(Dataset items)
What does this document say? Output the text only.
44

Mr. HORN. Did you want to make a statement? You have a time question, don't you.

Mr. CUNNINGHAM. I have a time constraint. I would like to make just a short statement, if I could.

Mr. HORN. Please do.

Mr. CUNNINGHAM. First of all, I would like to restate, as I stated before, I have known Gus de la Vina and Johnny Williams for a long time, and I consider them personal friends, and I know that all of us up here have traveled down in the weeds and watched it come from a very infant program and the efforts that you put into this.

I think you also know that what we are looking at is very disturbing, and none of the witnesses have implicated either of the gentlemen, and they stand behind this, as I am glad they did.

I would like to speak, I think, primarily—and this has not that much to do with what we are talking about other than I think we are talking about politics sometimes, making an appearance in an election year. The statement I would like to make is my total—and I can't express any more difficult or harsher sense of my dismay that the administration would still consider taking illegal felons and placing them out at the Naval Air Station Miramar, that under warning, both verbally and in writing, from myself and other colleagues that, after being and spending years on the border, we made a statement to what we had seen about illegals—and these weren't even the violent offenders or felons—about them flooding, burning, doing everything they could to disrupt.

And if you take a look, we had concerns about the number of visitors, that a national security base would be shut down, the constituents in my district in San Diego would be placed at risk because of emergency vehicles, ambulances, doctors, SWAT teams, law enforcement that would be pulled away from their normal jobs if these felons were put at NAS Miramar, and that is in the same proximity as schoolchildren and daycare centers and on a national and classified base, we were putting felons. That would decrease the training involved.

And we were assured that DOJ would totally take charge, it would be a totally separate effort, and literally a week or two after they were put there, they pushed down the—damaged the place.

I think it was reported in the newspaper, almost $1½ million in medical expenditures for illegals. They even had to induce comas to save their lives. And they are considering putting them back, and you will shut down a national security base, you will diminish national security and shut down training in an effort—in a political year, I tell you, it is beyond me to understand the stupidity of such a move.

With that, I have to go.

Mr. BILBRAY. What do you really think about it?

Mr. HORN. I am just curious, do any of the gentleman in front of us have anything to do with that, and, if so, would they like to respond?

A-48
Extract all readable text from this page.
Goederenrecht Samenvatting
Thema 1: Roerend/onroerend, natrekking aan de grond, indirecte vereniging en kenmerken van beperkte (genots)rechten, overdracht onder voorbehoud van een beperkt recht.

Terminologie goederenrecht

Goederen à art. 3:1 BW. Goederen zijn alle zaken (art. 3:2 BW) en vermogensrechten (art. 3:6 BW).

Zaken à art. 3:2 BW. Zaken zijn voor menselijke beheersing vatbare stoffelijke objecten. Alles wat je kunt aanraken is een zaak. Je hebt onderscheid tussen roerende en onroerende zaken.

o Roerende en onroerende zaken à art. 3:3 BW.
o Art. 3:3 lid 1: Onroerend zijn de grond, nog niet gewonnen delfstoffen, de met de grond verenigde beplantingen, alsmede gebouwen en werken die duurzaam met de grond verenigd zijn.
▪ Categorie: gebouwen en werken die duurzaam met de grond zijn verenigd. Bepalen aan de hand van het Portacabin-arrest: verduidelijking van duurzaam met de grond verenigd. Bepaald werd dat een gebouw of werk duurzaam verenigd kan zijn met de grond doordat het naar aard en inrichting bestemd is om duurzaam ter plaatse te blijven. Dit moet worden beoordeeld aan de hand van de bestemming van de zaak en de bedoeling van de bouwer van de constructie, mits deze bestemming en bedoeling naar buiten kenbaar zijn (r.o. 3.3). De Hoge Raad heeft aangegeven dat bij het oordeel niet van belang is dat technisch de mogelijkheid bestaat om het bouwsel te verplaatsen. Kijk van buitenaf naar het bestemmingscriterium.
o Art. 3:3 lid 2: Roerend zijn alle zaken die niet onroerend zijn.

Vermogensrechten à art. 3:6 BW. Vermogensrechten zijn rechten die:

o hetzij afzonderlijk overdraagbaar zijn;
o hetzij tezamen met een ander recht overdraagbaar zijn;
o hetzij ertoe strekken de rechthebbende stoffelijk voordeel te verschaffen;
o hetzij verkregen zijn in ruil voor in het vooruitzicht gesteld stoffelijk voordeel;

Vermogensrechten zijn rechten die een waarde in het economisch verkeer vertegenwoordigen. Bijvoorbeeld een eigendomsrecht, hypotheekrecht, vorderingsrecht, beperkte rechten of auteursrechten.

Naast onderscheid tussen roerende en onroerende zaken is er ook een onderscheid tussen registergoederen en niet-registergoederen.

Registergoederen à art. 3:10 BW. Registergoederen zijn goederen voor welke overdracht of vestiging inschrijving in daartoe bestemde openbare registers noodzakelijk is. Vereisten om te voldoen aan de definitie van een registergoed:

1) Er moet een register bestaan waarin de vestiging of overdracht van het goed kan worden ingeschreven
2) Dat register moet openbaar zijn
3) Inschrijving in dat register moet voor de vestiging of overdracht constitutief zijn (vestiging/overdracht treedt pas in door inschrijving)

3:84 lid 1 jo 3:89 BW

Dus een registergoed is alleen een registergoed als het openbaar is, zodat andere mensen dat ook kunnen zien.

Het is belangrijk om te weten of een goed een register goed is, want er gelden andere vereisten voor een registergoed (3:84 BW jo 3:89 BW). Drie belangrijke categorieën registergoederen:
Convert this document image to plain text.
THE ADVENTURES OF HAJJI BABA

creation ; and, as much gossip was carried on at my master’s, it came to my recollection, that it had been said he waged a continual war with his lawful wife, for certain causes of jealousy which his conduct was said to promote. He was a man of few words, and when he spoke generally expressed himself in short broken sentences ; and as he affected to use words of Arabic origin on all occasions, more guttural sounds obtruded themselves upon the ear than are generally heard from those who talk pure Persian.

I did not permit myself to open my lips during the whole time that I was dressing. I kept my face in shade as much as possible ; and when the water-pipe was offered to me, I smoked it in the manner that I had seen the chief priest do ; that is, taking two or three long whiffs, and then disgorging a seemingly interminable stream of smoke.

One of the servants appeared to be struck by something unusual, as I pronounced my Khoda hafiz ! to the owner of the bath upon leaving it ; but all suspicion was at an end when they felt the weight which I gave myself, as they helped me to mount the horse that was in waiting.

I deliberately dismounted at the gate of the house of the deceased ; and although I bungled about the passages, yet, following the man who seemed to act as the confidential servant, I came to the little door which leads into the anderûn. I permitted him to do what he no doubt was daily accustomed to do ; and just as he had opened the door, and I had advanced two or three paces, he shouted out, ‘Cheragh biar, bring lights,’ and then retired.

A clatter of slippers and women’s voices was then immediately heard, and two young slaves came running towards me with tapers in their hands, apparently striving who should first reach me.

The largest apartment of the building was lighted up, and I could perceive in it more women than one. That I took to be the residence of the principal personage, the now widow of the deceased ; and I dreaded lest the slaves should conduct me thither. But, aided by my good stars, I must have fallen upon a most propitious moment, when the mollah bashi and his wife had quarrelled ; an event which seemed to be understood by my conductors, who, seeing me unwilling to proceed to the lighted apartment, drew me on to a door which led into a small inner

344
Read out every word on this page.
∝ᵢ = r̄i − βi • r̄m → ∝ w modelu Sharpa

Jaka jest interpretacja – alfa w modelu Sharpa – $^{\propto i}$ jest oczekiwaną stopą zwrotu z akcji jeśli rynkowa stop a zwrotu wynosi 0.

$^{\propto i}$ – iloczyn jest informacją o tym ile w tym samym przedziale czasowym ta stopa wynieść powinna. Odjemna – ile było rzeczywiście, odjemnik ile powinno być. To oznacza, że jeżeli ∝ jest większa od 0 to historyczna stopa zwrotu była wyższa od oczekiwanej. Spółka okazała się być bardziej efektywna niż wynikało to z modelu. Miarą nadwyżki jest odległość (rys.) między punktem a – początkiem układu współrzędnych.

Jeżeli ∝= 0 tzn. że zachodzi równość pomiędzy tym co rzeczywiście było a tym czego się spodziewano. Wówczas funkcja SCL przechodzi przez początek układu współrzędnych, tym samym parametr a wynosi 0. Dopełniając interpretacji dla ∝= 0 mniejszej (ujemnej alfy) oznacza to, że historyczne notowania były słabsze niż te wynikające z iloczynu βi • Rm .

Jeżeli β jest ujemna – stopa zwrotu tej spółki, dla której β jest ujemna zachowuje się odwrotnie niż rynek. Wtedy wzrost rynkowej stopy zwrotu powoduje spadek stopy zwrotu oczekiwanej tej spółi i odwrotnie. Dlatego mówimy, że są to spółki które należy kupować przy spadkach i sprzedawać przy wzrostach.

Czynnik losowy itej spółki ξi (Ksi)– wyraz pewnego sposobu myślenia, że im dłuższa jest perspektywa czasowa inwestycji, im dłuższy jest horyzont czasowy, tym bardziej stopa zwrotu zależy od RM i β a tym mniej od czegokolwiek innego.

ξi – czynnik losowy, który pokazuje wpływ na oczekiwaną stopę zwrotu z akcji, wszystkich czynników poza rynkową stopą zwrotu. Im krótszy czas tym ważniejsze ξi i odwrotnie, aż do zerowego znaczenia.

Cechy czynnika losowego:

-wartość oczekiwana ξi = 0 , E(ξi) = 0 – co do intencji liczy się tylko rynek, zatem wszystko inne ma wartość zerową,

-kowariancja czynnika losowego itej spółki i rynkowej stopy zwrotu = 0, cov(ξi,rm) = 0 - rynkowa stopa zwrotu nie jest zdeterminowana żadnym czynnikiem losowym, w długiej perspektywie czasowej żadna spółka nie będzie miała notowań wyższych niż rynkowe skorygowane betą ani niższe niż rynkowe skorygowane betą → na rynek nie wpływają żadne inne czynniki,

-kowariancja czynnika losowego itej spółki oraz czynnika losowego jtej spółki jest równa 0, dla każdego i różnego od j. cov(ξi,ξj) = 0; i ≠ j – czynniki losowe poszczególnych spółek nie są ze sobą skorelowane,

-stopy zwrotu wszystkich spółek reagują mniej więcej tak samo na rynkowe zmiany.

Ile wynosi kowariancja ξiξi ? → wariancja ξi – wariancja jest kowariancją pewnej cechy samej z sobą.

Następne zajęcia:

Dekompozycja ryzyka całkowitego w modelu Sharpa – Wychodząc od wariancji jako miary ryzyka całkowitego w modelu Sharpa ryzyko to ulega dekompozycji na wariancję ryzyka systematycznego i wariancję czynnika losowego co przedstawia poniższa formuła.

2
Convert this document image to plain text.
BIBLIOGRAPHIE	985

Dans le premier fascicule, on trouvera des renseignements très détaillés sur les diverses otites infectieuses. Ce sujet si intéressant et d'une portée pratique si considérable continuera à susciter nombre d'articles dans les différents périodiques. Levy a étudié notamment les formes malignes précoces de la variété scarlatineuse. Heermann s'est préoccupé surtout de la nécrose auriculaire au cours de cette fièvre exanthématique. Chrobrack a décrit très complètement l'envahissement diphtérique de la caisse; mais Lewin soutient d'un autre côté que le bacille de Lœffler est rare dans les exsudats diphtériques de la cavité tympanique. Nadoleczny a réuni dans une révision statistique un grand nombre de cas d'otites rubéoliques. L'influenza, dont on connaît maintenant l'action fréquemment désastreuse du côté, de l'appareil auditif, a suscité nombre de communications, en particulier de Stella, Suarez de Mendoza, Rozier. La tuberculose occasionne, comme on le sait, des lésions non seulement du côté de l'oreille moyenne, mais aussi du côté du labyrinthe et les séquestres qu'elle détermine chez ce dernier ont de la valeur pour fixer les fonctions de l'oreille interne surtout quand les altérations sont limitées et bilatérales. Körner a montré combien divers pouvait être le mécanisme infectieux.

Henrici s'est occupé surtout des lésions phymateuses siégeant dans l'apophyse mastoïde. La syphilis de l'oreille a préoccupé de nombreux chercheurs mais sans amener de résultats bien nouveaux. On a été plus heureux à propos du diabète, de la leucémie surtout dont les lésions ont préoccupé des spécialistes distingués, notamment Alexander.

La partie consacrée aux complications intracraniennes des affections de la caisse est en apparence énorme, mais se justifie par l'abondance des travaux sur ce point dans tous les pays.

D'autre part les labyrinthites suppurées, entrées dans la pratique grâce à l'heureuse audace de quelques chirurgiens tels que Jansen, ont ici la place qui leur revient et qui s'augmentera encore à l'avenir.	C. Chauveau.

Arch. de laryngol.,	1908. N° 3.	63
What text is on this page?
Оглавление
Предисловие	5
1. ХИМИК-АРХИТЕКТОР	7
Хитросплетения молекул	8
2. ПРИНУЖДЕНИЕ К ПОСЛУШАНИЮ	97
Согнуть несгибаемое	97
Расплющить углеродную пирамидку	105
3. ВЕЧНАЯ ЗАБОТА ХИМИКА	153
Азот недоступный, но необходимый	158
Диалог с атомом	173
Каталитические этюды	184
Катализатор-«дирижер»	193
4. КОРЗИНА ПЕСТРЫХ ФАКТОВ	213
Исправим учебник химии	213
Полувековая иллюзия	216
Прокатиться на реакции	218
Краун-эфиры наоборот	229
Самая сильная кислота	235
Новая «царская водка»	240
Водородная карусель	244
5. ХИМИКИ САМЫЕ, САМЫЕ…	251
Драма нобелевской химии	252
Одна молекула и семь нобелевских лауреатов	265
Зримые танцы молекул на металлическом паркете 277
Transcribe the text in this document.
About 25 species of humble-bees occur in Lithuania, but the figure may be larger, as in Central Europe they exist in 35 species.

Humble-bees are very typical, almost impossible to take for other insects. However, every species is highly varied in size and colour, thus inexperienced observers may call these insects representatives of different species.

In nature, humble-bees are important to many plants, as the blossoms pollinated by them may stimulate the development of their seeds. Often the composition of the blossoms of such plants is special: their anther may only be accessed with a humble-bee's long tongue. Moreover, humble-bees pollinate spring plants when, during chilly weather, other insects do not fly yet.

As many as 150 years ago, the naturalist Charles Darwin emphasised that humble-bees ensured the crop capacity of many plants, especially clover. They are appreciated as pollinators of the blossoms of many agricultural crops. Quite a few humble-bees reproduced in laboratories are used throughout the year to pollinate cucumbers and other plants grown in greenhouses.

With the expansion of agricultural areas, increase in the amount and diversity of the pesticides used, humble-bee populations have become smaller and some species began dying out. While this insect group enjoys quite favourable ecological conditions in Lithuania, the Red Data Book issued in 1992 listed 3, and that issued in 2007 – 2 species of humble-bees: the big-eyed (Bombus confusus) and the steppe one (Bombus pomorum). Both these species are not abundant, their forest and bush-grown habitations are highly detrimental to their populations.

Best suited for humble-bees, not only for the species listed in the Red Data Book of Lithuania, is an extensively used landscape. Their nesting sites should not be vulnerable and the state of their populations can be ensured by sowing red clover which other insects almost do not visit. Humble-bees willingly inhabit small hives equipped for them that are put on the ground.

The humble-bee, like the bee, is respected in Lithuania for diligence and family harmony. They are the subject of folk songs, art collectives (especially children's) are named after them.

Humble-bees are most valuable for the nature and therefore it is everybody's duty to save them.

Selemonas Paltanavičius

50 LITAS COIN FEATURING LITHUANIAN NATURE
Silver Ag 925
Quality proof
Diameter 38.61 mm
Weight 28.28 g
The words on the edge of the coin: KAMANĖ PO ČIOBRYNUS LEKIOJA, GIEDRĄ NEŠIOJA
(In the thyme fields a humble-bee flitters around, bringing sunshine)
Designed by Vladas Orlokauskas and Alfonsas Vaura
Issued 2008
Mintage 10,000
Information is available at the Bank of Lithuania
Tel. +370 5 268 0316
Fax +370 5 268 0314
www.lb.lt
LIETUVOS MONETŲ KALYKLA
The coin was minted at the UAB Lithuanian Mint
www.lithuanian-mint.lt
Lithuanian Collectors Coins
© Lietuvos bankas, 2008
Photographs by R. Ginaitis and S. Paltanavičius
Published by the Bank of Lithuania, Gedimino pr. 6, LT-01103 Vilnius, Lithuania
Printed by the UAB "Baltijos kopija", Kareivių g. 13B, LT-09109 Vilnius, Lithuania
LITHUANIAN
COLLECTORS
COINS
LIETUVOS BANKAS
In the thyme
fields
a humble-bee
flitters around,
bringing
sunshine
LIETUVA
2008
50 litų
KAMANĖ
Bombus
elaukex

Goal:
Tally up how many lines in the preceding listing contain the word "KAMANĖ". Give nothing but the number.

Answer for the task:
2